_Texto de lectura_
Ando ya con la cuenta atrás para este viaje y los preparativos, además de los obvios: cajas, vaciar esta casa ¿y para cuánto tiempo? ¿de este país me iré a este otro, y luego al otro o volveré a hacer una parada técnica? No tengo ni idea, sigo improvisando. Mucha burocracia, aquí, pero también «allí», visados, seguros, reservas…
Por supuesto, quedar con mi familia y mis amigos. Arreglar ¡perdón! Intentar arreglar todos los parches personales y sobre todo sentimentales (que hay que ver qué racha llevamos) de cada persona que quiero y me hace señales con un pañuelo. Compartir, brindar, abrazar… esos abrazos que nunca son de adiós, sino de «nos vemos muy pronto».
Y después, hay otra parte implícita en cada partida y llegada que no se ve, que es casi siempre íntima y es la de despedirme de lugares.

_Datos mostrados_
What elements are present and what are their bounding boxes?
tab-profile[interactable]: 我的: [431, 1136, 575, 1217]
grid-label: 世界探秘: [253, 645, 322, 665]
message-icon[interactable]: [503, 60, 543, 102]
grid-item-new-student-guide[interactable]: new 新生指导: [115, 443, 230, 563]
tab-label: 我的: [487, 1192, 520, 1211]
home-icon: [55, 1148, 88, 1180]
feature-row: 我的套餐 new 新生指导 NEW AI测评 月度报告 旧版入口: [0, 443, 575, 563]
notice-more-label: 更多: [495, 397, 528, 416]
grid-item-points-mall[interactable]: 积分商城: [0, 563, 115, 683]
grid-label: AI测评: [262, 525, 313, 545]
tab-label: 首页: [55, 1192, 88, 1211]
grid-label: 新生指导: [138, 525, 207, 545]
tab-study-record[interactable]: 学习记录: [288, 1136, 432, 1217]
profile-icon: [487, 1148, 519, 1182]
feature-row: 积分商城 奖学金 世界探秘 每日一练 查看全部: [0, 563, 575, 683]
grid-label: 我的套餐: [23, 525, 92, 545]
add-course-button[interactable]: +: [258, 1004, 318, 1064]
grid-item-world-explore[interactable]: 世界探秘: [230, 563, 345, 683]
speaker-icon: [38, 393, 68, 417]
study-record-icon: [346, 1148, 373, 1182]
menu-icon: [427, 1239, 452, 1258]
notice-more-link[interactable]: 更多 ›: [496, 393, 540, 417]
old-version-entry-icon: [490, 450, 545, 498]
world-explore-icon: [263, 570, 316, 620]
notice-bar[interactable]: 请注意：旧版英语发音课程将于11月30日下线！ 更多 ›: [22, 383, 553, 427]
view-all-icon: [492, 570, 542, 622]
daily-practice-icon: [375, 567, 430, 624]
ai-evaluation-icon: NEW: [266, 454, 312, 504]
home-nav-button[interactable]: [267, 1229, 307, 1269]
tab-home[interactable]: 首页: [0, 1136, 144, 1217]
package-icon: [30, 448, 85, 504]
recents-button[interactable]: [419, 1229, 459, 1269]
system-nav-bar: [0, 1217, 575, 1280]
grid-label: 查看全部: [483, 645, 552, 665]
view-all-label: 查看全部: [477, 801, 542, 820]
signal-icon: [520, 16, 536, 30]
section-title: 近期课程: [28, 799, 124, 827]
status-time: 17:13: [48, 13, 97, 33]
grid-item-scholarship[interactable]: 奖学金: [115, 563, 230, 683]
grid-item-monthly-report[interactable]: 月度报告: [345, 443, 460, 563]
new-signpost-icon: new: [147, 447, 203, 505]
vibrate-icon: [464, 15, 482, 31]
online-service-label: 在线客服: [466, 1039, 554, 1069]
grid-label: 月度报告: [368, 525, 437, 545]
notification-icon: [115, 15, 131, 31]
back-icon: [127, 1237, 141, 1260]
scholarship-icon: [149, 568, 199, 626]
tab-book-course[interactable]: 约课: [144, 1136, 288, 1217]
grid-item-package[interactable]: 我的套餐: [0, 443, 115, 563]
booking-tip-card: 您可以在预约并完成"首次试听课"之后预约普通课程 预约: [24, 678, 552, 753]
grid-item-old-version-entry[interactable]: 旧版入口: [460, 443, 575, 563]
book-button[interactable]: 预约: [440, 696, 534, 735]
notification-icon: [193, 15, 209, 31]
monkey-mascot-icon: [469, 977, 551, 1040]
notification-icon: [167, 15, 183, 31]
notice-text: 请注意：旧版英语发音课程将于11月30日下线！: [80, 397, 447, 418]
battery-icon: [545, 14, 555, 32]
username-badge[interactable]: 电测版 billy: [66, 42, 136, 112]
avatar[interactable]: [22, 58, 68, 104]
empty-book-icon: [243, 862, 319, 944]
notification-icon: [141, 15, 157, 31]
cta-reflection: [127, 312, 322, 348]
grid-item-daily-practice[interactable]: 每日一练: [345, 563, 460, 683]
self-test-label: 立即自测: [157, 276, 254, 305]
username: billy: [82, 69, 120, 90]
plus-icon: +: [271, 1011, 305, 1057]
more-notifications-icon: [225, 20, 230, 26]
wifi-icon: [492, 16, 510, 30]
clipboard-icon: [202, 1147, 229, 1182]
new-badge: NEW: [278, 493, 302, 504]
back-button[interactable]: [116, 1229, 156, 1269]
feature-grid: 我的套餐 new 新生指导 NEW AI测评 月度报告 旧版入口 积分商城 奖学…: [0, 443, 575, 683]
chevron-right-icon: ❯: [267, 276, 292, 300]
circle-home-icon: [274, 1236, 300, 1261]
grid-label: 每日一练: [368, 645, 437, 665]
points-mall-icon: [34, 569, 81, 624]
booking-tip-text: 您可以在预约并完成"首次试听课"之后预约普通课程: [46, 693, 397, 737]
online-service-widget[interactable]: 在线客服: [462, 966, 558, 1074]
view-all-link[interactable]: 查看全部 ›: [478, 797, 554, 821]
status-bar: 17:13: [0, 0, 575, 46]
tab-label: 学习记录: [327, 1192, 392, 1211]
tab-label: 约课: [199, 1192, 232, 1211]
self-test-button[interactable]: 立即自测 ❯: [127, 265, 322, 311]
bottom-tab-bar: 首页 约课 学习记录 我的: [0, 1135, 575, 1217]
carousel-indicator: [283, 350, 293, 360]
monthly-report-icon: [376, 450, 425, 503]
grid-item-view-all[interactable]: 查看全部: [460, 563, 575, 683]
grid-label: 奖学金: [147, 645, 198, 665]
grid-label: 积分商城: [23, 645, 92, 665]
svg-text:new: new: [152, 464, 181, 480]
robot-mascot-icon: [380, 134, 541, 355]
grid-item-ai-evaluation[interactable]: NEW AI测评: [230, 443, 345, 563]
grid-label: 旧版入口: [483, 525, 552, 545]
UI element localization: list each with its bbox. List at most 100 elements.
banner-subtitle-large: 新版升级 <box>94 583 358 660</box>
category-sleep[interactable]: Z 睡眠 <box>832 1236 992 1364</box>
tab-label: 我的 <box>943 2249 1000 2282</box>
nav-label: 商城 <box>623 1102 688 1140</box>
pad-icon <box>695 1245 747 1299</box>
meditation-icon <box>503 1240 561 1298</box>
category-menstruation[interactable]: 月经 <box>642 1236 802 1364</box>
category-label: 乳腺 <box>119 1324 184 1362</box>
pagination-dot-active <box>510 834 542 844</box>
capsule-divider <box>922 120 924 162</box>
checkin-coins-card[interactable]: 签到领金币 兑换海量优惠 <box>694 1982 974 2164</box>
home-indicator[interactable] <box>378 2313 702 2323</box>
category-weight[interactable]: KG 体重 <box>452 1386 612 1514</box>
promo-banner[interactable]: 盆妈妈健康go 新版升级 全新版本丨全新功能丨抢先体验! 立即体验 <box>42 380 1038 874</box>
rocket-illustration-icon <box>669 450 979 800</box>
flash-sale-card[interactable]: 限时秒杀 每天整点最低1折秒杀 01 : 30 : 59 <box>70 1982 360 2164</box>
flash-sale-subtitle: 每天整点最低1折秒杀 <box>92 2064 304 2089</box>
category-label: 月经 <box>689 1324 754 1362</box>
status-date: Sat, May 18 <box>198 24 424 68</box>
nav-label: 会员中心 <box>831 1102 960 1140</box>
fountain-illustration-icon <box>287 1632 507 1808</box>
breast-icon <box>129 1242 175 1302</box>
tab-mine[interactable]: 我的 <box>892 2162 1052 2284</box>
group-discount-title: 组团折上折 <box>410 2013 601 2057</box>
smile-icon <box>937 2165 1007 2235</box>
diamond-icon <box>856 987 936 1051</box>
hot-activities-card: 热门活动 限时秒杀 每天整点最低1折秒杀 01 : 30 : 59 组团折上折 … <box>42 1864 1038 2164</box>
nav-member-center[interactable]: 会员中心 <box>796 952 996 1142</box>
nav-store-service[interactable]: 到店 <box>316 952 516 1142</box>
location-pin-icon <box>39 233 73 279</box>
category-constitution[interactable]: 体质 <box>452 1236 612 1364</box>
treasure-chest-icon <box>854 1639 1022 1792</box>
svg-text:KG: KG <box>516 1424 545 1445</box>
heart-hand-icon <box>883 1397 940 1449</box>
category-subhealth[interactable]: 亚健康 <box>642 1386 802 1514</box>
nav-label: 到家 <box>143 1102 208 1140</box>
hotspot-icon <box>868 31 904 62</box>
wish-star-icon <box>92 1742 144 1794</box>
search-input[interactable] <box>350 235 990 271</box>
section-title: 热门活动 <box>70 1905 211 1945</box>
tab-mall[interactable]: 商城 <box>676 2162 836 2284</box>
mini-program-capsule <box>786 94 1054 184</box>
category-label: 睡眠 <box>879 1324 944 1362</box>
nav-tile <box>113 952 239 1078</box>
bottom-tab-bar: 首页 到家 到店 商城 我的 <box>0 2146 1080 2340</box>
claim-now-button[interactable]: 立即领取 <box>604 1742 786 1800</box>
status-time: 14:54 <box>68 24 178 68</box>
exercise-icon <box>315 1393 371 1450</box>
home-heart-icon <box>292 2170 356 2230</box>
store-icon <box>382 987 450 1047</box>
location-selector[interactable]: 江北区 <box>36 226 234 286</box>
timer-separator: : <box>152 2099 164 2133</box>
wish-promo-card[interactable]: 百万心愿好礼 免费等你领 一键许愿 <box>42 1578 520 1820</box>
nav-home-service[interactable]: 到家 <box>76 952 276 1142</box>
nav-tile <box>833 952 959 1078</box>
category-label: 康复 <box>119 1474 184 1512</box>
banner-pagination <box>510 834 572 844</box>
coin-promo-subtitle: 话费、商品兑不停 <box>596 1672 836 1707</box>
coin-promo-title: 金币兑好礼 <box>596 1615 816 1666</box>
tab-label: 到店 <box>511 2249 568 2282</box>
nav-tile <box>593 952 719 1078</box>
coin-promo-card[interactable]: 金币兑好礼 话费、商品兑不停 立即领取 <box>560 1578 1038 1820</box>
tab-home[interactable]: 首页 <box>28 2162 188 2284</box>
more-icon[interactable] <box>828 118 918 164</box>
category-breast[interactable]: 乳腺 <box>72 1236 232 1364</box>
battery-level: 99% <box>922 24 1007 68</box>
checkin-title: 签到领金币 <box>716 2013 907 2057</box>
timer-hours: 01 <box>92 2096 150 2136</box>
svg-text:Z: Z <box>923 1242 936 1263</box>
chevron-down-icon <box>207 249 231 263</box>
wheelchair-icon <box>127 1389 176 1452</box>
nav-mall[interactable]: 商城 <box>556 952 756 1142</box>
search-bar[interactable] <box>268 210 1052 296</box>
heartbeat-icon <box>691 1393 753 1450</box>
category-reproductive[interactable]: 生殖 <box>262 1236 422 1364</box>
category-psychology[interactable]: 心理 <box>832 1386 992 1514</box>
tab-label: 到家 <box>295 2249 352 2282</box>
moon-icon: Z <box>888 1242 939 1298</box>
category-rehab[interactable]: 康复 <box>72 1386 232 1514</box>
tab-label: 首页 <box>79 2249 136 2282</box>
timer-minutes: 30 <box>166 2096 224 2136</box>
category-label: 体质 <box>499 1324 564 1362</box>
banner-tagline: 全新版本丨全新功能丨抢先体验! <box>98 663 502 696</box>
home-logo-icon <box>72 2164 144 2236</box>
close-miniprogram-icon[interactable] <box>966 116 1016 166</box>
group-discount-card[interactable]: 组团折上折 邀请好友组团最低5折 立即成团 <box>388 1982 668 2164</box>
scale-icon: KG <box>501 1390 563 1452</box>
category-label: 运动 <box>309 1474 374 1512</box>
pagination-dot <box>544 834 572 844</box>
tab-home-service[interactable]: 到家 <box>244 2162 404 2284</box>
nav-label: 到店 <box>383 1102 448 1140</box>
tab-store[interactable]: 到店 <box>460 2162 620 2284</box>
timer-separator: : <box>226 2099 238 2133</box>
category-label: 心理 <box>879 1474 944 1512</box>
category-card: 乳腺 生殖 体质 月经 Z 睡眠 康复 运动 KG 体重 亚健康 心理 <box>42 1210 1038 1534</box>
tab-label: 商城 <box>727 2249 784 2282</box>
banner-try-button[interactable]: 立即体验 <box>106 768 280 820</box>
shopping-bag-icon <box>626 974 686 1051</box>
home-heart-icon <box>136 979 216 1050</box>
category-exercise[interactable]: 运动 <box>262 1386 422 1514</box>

_Ejercicios_
**1)** Responde estas preguntas sobre el texto del viaje:
(a) ¿Qué ejemplos de burocracia se citan?
(b) ¿Cómo se describen los abrazos con familiares y amigos?
(c) ¿De qué se despide quien escribe en la parte íntima de cada partida y llegada?
**2)** ¿Por qué no sabe quien escribe el texto del viaje si pasará de un país a otro o volverá a hacer una parada técnica? Explícalo en una o dos oraciones.

_Respuestas finales_
**1)**
(a) Visados, seguros y reservas.
(b) Son abrazos que nunca son de adiós, sino de «nos vemos muy pronto».
(c) De lugares.

**2)** Porque, según dice, sigue improvisando. Por eso no tiene ni idea de cómo seguirá el recorrido.